Reproduce all records exactly.

* * *

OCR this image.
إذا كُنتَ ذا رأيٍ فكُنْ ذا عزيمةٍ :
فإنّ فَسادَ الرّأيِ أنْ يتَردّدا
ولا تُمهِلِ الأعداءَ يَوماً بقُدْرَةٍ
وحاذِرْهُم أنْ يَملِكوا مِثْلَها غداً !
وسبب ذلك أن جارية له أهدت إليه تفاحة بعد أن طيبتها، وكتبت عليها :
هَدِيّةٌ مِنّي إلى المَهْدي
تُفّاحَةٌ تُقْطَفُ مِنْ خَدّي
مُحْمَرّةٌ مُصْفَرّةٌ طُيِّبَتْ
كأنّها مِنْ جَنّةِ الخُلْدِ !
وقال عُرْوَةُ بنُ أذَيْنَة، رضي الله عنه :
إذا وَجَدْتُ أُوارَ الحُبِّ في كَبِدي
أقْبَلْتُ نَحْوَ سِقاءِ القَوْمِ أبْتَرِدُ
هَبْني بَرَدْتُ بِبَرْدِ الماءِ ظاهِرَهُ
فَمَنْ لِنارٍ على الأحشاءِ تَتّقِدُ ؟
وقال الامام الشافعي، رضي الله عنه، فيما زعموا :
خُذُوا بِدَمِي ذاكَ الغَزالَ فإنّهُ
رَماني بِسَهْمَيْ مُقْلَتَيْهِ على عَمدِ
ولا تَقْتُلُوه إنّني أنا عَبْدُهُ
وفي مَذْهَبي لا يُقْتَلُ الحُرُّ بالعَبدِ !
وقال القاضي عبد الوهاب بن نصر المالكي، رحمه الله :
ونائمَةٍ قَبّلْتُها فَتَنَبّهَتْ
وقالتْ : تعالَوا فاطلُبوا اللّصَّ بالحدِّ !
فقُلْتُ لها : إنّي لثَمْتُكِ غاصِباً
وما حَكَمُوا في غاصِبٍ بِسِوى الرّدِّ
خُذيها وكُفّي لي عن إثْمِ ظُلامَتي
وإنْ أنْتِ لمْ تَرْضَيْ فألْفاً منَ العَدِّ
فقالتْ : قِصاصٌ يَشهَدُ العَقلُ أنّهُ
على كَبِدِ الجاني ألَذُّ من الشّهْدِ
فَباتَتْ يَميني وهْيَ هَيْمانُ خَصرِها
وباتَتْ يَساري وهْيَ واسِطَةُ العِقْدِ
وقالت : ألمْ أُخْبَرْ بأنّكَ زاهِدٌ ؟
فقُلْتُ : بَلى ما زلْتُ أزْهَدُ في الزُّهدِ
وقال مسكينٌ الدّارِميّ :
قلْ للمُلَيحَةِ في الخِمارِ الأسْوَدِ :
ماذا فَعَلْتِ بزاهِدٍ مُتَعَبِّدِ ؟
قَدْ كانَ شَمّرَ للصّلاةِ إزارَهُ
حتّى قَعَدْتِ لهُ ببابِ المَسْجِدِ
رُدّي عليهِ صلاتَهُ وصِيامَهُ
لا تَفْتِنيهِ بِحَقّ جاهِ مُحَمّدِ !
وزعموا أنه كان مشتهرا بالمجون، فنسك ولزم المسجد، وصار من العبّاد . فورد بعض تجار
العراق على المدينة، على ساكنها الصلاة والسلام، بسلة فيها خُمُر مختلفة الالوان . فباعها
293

* * *

SOLUTION FOR THIS PROBLEM:
OCR this image.
إذا كُنتَ ذا رأيٍ فكُنْ ذا عزيمةٍ :
فإنّ فَسادَ الرّأيِ أنْ يتَردّدا
ولا تُمهِلِ الأعداءَ يَوماً بقُدْرَةٍ
وحاذِرْهُم أنْ يَملِكوا مِثْلَها غداً !
وسبب ذلك أن جارية له أهدت إليه تفاحة بعد أن طيبتها، وكتبت عليها :
هَدِيّةٌ مِنّي إلى المَهْدي
تُفّاحَةٌ تُقْطَفُ مِنْ خَدّي
مُحْمَرّةٌ مُصْفَرّةٌ طُيِّبَتْ
كأنّها مِنْ جَنّةِ الخُلْدِ !
وقال عُرْوَةُ بنُ أذَيْنَة، رضي الله عنه :
إذا وَجَدْتُ أُوارَ الحُبِّ في كَبِدي
أقْبَلْتُ نَحْوَ سِقاءِ القَوْمِ أبْتَرِدُ
هَبْني بَرَدْتُ بِبَرْدِ الماءِ ظاهِرَهُ
فَمَنْ لِنارٍ على الأحشاءِ تَتّقِدُ ؟
وقال الامام الشافعي، رضي الله عنه، فيما زعموا :
خُذُوا بِدَمِي ذاكَ الغَزالَ فإنّهُ
رَماني بِسَهْمَيْ مُقْلَتَيْهِ على عَمدِ
ولا تَقْتُلُوه إنّني أنا عَبْدُهُ
وفي مَذْهَبي لا يُقْتَلُ الحُرُّ بالعَبدِ !
وقال القاضي عبد الوهاب بن نصر المالكي، رحمه الله :
ونائمَةٍ قَبّلْتُها فَتَنَبّهَتْ
وقالتْ : تعالَوا فاطلُبوا اللّصَّ بالحدِّ !
فقُلْتُ لها : إنّي لثَمْتُكِ غاصِباً
وما حَكَمُوا في غاصِبٍ بِسِوى الرّدِّ
خُذيها وكُفّي لي عن إثْمِ ظُلامَتي
وإنْ أنْتِ لمْ تَرْضَيْ فألْفاً منَ العَدِّ
فقالتْ : قِصاصٌ يَشهَدُ العَقلُ أنّهُ
على كَبِدِ الجاني ألَذُّ من الشّهْدِ
فَباتَتْ يَميني وهْيَ هَيْمانُ خَصرِها
وباتَتْ يَساري وهْيَ واسِطَةُ العِقْدِ
وقالت : ألمْ أُخْبَرْ بأنّكَ زاهِدٌ ؟
فقُلْتُ : بَلى ما زلْتُ أزْهَدُ في الزُّهدِ
وقال مسكينٌ الدّارِميّ :
قلْ للمُلَيحَةِ في الخِمارِ الأسْوَدِ :
ماذا فَعَلْتِ بزاهِدٍ مُتَعَبِّدِ ؟
قَدْ كانَ شَمّرَ للصّلاةِ إزارَهُ
حتّى قَعَدْتِ لهُ ببابِ المَسْجِدِ
رُدّي عليهِ صلاتَهُ وصِيامَهُ
لا تَفْتِنيهِ بِحَقّ جاهِ مُحَمّدِ !
وزعموا أنه كان مشتهرا بالمجون، فنسك ولزم المسجد، وصار من العبّاد . فورد بعض تجار
العراق على المدينة، على ساكنها الصلاة والسلام، بسلة فيها خُمُر مختلفة الالوان . فباعها
293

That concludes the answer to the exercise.